- _The exercise_
Find every line in the records below that holds the word "heading", and copy each one.

.....

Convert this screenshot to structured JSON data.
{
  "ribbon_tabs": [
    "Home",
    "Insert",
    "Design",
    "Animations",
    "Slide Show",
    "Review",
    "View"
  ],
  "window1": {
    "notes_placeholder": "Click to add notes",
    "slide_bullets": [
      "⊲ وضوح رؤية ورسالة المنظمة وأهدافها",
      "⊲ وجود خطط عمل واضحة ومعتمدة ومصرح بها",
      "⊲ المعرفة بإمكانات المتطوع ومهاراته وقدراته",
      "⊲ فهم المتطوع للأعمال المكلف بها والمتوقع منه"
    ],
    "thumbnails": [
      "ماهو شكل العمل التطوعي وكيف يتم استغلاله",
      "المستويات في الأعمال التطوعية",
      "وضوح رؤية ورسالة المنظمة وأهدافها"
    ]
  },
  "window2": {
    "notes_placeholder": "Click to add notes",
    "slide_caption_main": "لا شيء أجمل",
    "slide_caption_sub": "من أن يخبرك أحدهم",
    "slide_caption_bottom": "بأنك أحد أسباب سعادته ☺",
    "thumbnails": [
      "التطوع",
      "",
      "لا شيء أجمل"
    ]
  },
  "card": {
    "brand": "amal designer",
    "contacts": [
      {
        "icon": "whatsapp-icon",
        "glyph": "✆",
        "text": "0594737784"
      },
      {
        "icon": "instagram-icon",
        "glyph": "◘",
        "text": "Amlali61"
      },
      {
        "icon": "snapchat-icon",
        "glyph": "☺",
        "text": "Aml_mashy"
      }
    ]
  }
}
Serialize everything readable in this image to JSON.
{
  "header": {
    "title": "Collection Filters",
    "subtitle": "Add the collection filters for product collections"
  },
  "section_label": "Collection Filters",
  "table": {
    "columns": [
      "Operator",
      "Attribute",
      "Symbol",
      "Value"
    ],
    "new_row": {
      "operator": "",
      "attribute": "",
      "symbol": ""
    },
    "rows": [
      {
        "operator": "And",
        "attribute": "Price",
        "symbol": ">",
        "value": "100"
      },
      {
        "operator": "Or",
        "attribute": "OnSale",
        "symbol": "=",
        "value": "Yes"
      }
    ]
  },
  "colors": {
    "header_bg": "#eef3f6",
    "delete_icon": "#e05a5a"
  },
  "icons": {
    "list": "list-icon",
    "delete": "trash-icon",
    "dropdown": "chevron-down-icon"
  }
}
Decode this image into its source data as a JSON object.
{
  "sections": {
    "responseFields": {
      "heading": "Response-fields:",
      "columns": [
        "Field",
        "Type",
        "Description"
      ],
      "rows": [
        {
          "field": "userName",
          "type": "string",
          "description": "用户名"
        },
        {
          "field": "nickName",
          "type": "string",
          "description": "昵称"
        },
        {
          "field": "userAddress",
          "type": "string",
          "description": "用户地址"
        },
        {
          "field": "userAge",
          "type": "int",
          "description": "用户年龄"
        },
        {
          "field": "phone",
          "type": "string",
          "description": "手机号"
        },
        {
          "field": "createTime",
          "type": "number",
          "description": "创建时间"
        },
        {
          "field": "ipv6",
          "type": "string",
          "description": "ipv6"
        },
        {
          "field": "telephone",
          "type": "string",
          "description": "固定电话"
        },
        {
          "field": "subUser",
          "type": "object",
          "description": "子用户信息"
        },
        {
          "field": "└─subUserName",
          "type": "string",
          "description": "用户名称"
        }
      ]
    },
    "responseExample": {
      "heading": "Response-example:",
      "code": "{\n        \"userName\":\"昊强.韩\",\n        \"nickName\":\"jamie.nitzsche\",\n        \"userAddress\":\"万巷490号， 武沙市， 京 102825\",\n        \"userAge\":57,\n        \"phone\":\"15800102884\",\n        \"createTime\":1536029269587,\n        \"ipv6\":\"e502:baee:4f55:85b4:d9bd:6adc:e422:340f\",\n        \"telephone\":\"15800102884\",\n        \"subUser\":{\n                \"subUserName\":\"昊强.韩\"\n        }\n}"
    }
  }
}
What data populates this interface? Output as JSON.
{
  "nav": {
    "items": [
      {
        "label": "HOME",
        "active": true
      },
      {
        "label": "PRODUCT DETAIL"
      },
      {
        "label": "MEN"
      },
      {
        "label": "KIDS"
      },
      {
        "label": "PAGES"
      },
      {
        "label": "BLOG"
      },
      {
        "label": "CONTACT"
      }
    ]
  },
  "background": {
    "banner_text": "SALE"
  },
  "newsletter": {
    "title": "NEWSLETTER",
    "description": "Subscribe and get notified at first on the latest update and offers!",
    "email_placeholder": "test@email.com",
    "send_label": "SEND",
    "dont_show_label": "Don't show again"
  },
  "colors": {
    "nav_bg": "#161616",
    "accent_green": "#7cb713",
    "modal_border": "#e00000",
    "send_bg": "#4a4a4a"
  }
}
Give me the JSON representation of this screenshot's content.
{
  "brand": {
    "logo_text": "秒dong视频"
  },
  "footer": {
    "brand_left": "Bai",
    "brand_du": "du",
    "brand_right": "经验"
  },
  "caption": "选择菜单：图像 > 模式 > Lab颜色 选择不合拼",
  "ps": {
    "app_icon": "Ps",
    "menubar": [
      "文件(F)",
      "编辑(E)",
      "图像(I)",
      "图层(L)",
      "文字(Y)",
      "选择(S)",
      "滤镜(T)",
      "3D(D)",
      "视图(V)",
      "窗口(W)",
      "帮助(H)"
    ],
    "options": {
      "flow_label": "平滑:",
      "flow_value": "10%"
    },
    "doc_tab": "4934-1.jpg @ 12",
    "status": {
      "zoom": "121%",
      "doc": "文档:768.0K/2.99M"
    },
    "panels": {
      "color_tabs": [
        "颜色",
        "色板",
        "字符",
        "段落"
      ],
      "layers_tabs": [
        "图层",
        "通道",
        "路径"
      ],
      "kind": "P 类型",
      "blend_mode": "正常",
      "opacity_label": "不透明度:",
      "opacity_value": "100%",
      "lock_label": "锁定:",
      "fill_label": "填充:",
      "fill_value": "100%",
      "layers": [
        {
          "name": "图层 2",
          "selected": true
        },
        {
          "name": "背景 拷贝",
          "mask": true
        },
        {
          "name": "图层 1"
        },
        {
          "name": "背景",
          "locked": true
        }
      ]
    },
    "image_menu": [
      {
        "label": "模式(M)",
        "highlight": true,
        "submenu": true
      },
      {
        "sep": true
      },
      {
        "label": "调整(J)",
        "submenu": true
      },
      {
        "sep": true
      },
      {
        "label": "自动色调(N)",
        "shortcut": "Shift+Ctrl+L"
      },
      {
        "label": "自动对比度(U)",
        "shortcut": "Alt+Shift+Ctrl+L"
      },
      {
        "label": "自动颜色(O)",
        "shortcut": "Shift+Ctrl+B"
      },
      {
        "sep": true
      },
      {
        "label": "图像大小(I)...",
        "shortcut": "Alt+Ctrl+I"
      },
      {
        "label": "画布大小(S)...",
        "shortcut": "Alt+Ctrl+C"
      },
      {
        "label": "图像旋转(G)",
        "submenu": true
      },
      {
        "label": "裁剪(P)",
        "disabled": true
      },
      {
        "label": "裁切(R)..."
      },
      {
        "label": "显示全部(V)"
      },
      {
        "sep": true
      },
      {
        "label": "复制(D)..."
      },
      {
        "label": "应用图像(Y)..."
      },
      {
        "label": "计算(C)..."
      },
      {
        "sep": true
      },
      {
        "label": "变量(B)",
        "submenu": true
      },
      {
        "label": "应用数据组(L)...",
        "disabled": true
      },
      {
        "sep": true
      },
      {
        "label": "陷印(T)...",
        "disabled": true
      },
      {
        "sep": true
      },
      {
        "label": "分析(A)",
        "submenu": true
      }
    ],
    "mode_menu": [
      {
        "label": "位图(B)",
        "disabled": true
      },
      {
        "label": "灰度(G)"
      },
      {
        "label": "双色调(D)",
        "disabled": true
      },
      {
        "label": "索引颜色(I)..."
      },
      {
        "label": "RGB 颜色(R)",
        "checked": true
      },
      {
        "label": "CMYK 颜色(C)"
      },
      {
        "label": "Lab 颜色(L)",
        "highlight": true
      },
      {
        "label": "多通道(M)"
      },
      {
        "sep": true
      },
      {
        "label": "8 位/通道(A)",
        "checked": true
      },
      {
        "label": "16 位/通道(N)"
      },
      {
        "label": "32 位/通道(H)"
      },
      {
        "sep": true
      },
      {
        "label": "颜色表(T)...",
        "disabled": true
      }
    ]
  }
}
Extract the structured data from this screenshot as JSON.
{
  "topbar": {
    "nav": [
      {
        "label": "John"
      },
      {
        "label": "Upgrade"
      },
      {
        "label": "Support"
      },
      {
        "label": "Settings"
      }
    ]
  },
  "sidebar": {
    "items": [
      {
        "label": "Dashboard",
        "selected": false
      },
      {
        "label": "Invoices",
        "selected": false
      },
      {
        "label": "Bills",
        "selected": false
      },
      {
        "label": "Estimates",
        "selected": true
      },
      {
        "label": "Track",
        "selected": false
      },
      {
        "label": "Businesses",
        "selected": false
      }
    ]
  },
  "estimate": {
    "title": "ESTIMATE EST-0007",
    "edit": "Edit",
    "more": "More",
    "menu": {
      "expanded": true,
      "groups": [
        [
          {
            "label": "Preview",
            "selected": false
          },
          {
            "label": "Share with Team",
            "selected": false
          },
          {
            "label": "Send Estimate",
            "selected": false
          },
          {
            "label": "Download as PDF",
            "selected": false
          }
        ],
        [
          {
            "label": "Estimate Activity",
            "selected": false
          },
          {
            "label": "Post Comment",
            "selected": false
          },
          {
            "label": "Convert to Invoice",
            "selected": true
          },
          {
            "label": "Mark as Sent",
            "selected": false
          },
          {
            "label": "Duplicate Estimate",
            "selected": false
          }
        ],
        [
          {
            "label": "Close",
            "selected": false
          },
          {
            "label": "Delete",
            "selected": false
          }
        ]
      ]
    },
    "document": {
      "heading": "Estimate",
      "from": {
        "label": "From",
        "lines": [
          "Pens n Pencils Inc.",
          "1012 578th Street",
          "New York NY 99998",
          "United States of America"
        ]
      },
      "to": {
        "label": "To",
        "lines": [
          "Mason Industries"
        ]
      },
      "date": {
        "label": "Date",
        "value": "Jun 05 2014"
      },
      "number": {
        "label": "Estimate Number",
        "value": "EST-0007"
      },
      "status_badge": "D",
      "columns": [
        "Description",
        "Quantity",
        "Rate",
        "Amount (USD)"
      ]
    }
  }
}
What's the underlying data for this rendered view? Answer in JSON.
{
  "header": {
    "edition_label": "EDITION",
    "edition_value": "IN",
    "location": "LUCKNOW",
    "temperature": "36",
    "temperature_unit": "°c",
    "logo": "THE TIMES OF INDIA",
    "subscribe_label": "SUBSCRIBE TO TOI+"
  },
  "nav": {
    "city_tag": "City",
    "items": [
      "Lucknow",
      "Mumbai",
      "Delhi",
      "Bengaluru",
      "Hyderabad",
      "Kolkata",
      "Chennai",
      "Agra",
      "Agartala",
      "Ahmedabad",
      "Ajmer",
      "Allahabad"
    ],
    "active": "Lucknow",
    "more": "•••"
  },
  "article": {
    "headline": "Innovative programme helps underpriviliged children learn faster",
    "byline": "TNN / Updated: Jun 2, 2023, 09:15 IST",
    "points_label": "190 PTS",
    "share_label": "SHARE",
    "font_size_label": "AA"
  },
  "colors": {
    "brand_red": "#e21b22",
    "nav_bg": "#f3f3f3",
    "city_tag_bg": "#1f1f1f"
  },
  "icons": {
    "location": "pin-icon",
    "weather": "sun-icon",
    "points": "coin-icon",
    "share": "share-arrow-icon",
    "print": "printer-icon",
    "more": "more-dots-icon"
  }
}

.....

- _Task solution_
      "heading": "Response-fields:",
      "heading": "Response-example:",
      "heading": "Estimate",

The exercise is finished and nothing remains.